**Aim of the task**
Output each entry verbatim and exclude every picture from it.

**The input**
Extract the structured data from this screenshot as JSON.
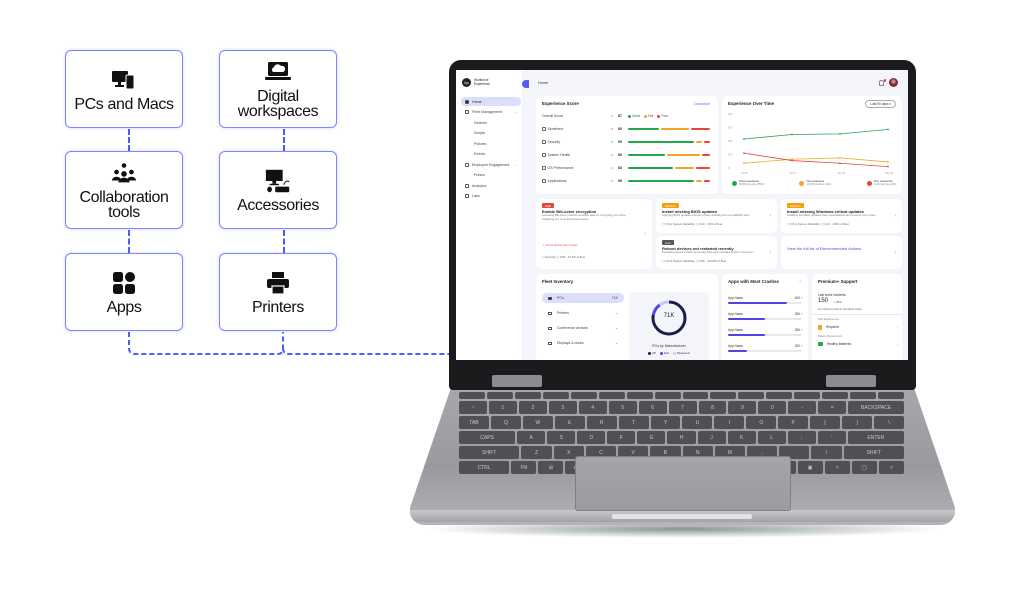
{
  "features": {
    "cards": [
      {
        "label": "PCs and Macs",
        "icon": "devices-icon"
      },
      {
        "label": "Digital workspaces",
        "icon": "cloud-laptop-icon"
      },
      {
        "label": "Collaboration tools",
        "icon": "people-chat-icon"
      },
      {
        "label": "Accessories",
        "icon": "desktop-keyboard-icon"
      },
      {
        "label": "Apps",
        "icon": "apps-grid-icon"
      },
      {
        "label": "Printers",
        "icon": "printer-icon"
      }
    ],
    "connector_color": "#4a5cff",
    "border_color": "#7b86ff"
  },
  "dashboard": {
    "app_name_line1": "Workforce",
    "app_name_line2": "Experience",
    "breadcrumb": "Home",
    "sidebar": {
      "items": [
        {
          "label": "Home",
          "active": true
        },
        {
          "label": "Fleet Management",
          "expandable": true
        },
        {
          "label": "Devices",
          "sub": true
        },
        {
          "label": "Scripts",
          "sub": true
        },
        {
          "label": "Policies",
          "sub": true
        },
        {
          "label": "Events",
          "sub": true
        },
        {
          "label": "Employee Engagement",
          "expandable": true
        },
        {
          "label": "Pulses",
          "sub": true
        },
        {
          "label": "Analytics"
        },
        {
          "label": "Labs"
        }
      ]
    },
    "experience_score": {
      "title": "Experience Score",
      "customize_label": "Customize",
      "legend": [
        {
          "label": "Great",
          "color": "#22a74f"
        },
        {
          "label": "Fair",
          "color": "#f5a524"
        },
        {
          "label": "Poor",
          "color": "#e5483b"
        }
      ],
      "overall": {
        "label": "Overall Score",
        "delta": "↑2",
        "value": "87"
      },
      "rows": [
        {
          "label": "Sentiment",
          "delta": "↓3",
          "value": "80",
          "great": 0.4,
          "fair": 0.35,
          "poor": 0.25
        },
        {
          "label": "Security",
          "delta": "↑5",
          "value": "90",
          "great": 0.84,
          "fair": 0.08,
          "poor": 0.08
        },
        {
          "label": "System Health",
          "delta": "↓2",
          "value": "80",
          "great": 0.47,
          "fair": 0.43,
          "poor": 0.1
        },
        {
          "label": "OS Performance",
          "delta": "↓2",
          "value": "83",
          "great": 0.58,
          "fair": 0.24,
          "poor": 0.18
        },
        {
          "label": "Applications",
          "delta": "↑3",
          "value": "98",
          "great": 0.84,
          "fair": 0.08,
          "poor": 0.08
        }
      ]
    },
    "experience_over_time": {
      "title": "Experience Over Time",
      "range_select": "Last 90 days",
      "chart_data": {
        "type": "line",
        "x": [
          "Jul 15",
          "Jul 27",
          "Aug 15",
          "Sep 15"
        ],
        "ylim": [
          0,
          400
        ],
        "y_ticks": [
          "400",
          "300",
          "200",
          "100",
          "0"
        ],
        "series": [
          {
            "name": "Great experience",
            "color": "#22a74f",
            "values": [
              215,
              248,
              253,
              285
            ]
          },
          {
            "name": "Fair experience",
            "color": "#f5a524",
            "values": [
              35,
              65,
              75,
              45
            ]
          },
          {
            "name": "Poor experience",
            "color": "#e5483b",
            "values": [
              110,
              55,
              35,
              10
            ]
          }
        ]
      },
      "legend": [
        {
          "label": "Great experience",
          "sub": "85,800 devices (85%)",
          "color": "#22a74f",
          "icon": "smile-icon"
        },
        {
          "label": "Fair experience",
          "sub": "10,000 devices (11%)",
          "color": "#f5a524",
          "icon": "neutral-icon"
        },
        {
          "label": "Poor experience",
          "sub": "3,200 devices (3%)",
          "color": "#e5483b",
          "icon": "warning-icon"
        }
      ]
    },
    "recommendations": [
      {
        "badge": "High",
        "badge_color": "#e5483b",
        "title": "Enable BitLocker encryption",
        "desc": "Activating BitLocker protects sensitive data by encrypting your drive, mitigating risk of unauthorized access",
        "trend": "+5.1% devices last 7 days",
        "meta1": "Security",
        "meta2": "9.5K · 12.5% of fleet"
      },
      {
        "badge": "Medium",
        "badge_color": "#f59e0b",
        "title": "Install missing BIOS updates",
        "desc": "Applying BIOS updates ensures system stability and compatibility with...",
        "meta1": "OS & System Reliability",
        "meta2": "9.1K · 64% of fleet"
      },
      {
        "badge": "Medium",
        "badge_color": "#f59e0b",
        "title": "Install missing Windows critical updates",
        "desc": "Installing the latest updates fixes vulnerabilities and ensures your syste...",
        "meta1": "OS & System Reliability",
        "meta2": "4.1K · 100% of fleet"
      },
      {
        "badge": "Low",
        "badge_color": "#555555",
        "title": "Reboot devices not restarted recently",
        "desc": "Restarting devices clears temporary files and refreshes system resources...",
        "meta1": "OS & System Reliability",
        "meta2": "4.6K · 60.65% of fleet"
      },
      {
        "link": "View the full list of Recommended Actions"
      }
    ],
    "fleet_inventory": {
      "title": "Fleet Inventory",
      "items": [
        {
          "label": "PCs",
          "count": "71K",
          "active": true,
          "icon": "pc-icon"
        },
        {
          "label": "Printers",
          "count": "",
          "icon": "printer-icon"
        },
        {
          "label": "Conference devices",
          "count": "",
          "icon": "conference-icon"
        },
        {
          "label": "Displays & docks",
          "count": "",
          "icon": "display-icon"
        }
      ],
      "donut": {
        "center_label": "71K",
        "caption": "PCs by Manufacturer",
        "segments": [
          {
            "name": "HP",
            "fraction": 0.78,
            "color": "#1e1b4b"
          },
          {
            "name": "Dell",
            "fraction": 0.12,
            "color": "#4f46e5"
          },
          {
            "name": "Panasonic",
            "fraction": 0.1,
            "color": "#c7c9f5"
          }
        ]
      }
    },
    "crashes": {
      "title": "Apps with Most Crashes",
      "rows": [
        {
          "label": "App Name",
          "value": "400",
          "fraction": 0.8
        },
        {
          "label": "App Name",
          "value": "250",
          "fraction": 0.5
        },
        {
          "label": "App Name",
          "value": "250",
          "fraction": 0.5
        },
        {
          "label": "App Name",
          "value": "200",
          "fraction": 0.25
        }
      ]
    },
    "premium_support": {
      "title": "Premium+ Support",
      "incidents_label": "Last week incidents",
      "incidents_value": "150",
      "incidents_delta": "↘ 38%",
      "incidents_note": "No critical incidents identified today",
      "disk_label": "Disk Replacement",
      "disk_status": "Required",
      "battery_label": "Battery Replacement",
      "battery_status": "Healthy Batteries"
    }
  }
}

**Correct result**
Extract the structured data from this screenshot as JSON.
{
  "features": {
    "cards": [
      {
        "label": "PCs and Macs",
        "icon": "devices-icon"
      },
      {
        "label": "Digital workspaces",
        "icon": "cloud-laptop-icon"
      },
      {
        "label": "Collaboration tools",
        "icon": "people-chat-icon"
      },
      {
        "label": "Accessories",
        "icon": "desktop-keyboard-icon"
      },
      {
        "label": "Apps",
        "icon": "apps-grid-icon"
      },
      {
        "label": "Printers",
        "icon": "printer-icon"
      }
    ],
    "connector_color": "#4a5cff",
    "border_color": "#7b86ff"
  },
  "dashboard": {
    "app_name_line1": "Workforce",
    "app_name_line2": "Experience",
    "breadcrumb": "Home",
    "sidebar": {
      "items": [
        {
          "label": "Home",
          "active": true
        },
        {
          "label": "Fleet Management",
          "expandable": true
        },
        {
          "label": "Devices",
          "sub": true
        },
        {
          "label": "Scripts",
          "sub": true
        },
        {
          "label": "Policies",
          "sub": true
        },
        {
          "label": "Events",
          "sub": true
        },
        {
          "label": "Employee Engagement",
          "expandable": true
        },
        {
          "label": "Pulses",
          "sub": true
        },
        {
          "label": "Analytics"
        },
        {
          "label": "Labs"
        }
      ]
    },
    "experience_score": {
      "title": "Experience Score",
      "customize_label": "Customize",
      "legend": [
        {
          "label": "Great",
          "color": "#22a74f"
        },
        {
          "label": "Fair",
          "color": "#f5a524"
        },
        {
          "label": "Poor",
          "color": "#e5483b"
        }
      ],
      "overall": {
        "label": "Overall Score",
        "delta": "↑2",
        "value": "87"
      },
      "rows": [
        {
          "label": "Sentiment",
          "delta": "↓3",
          "value": "80",
          "great": 0.4,
          "fair": 0.35,
          "poor": 0.25
        },
        {
          "label": "Security",
          "delta": "↑5",
          "value": "90",
          "great": 0.84,
          "fair": 0.08,
          "poor": 0.08
        },
        {
          "label": "System Health",
          "delta": "↓2",
          "value": "80",
          "great": 0.47,
          "fair": 0.43,
          "poor": 0.1
        },
        {
          "label": "OS Performance",
          "delta": "↓2",
          "value": "83",
          "great": 0.58,
          "fair": 0.24,
          "poor": 0.18
        },
        {
          "label": "Applications",
          "delta": "↑3",
          "value": "98",
          "great": 0.84,
          "fair": 0.08,
          "poor": 0.08
        }
      ]
    },
    "experience_over_time": {
      "title": "Experience Over Time",
      "range_select": "Last 90 days",
      "chart_data": {
        "type": "line",
        "x": [
          "Jul 15",
          "Jul 27",
          "Aug 15",
          "Sep 15"
        ],
        "ylim": [
          0,
          400
        ],
        "y_ticks": [
          "400",
          "300",
          "200",
          "100",
          "0"
        ],
        "series": [
          {
            "name": "Great experience",
            "color": "#22a74f",
            "values": [
              215,
              248,
              253,
              285
            ]
          },
          {
            "name": "Fair experience",
            "color": "#f5a524",
            "values": [
              35,
              65,
              75,
              45
            ]
          },
          {
            "name": "Poor experience",
            "color": "#e5483b",
            "values": [
              110,
              55,
              35,
              10
            ]
          }
        ]
      },
      "legend": [
        {
          "label": "Great experience",
          "sub": "85,800 devices (85%)",
          "color": "#22a74f",
          "icon": "smile-icon"
        },
        {
          "label": "Fair experience",
          "sub": "10,000 devices (11%)",
          "color": "#f5a524",
          "icon": "neutral-icon"
        },
        {
          "label": "Poor experience",
          "sub": "3,200 devices (3%)",
          "color": "#e5483b",
          "icon": "warning-icon"
        }
      ]
    },
    "recommendations": [
      {
        "badge": "High",
        "badge_color": "#e5483b",
        "title": "Enable BitLocker encryption",
        "desc": "Activating BitLocker protects sensitive data by encrypting your drive, mitigating risk of unauthorized access",
        "trend": "+5.1% devices last 7 days",
        "meta1": "Security",
        "meta2": "9.5K · 12.5% of fleet"
      },
      {
        "badge": "Medium",
        "badge_color": "#f59e0b",
        "title": "Install missing BIOS updates",
        "desc": "Applying BIOS updates ensures system stability and compatibility with...",
        "meta1": "OS & System Reliability",
        "meta2": "9.1K · 64% of fleet"
      },
      {
        "badge": "Medium",
        "badge_color": "#f59e0b",
        "title": "Install missing Windows critical updates",
        "desc": "Installing the latest updates fixes vulnerabilities and ensures your syste...",
        "meta1": "OS & System Reliability",
        "meta2": "4.1K · 100% of fleet"
      },
      {
        "badge": "Low",
        "badge_color": "#555555",
        "title": "Reboot devices not restarted recently",
        "desc": "Restarting devices clears temporary files and refreshes system resources...",
        "meta1": "OS & System Reliability",
        "meta2": "4.6K · 60.65% of fleet"
      },
      {
        "link": "View the full list of Recommended Actions"
      }
    ],
    "fleet_inventory": {
      "title": "Fleet Inventory",
      "items": [
        {
          "label": "PCs",
          "count": "71K",
          "active": true,
          "icon": "pc-icon"
        },
        {
          "label": "Printers",
          "count": "",
          "icon": "printer-icon"
        },
        {
          "label": "Conference devices",
          "count": "",
          "icon": "conference-icon"
        },
        {
          "label": "Displays & docks",
          "count": "",
          "icon": "display-icon"
        }
      ],
      "donut": {
        "center_label": "71K",
        "caption": "PCs by Manufacturer",
        "segments": [
          {
            "name": "HP",
            "fraction": 0.78,
            "color": "#1e1b4b"
          },
          {
            "name": "Dell",
            "fraction": 0.12,
            "color": "#4f46e5"
          },
          {
            "name": "Panasonic",
            "fraction": 0.1,
            "color": "#c7c9f5"
          }
        ]
      }
    },
    "crashes": {
      "title": "Apps with Most Crashes",
      "rows": [
        {
          "label": "App Name",
          "value": "400",
          "fraction": 0.8
        },
        {
          "label": "App Name",
          "value": "250",
          "fraction": 0.5
        },
        {
          "label": "App Name",
          "value": "250",
          "fraction": 0.5
        },
        {
          "label": "App Name",
          "value": "200",
          "fraction": 0.25
        }
      ]
    },
    "premium_support": {
      "title": "Premium+ Support",
      "incidents_label": "Last week incidents",
      "incidents_value": "150",
      "incidents_delta": "↘ 38%",
      "incidents_note": "No critical incidents identified today",
      "disk_label": "Disk Replacement",
      "disk_status": "Required",
      "battery_label": "Battery Replacement",
      "battery_status": "Healthy Batteries"
    }
  }
}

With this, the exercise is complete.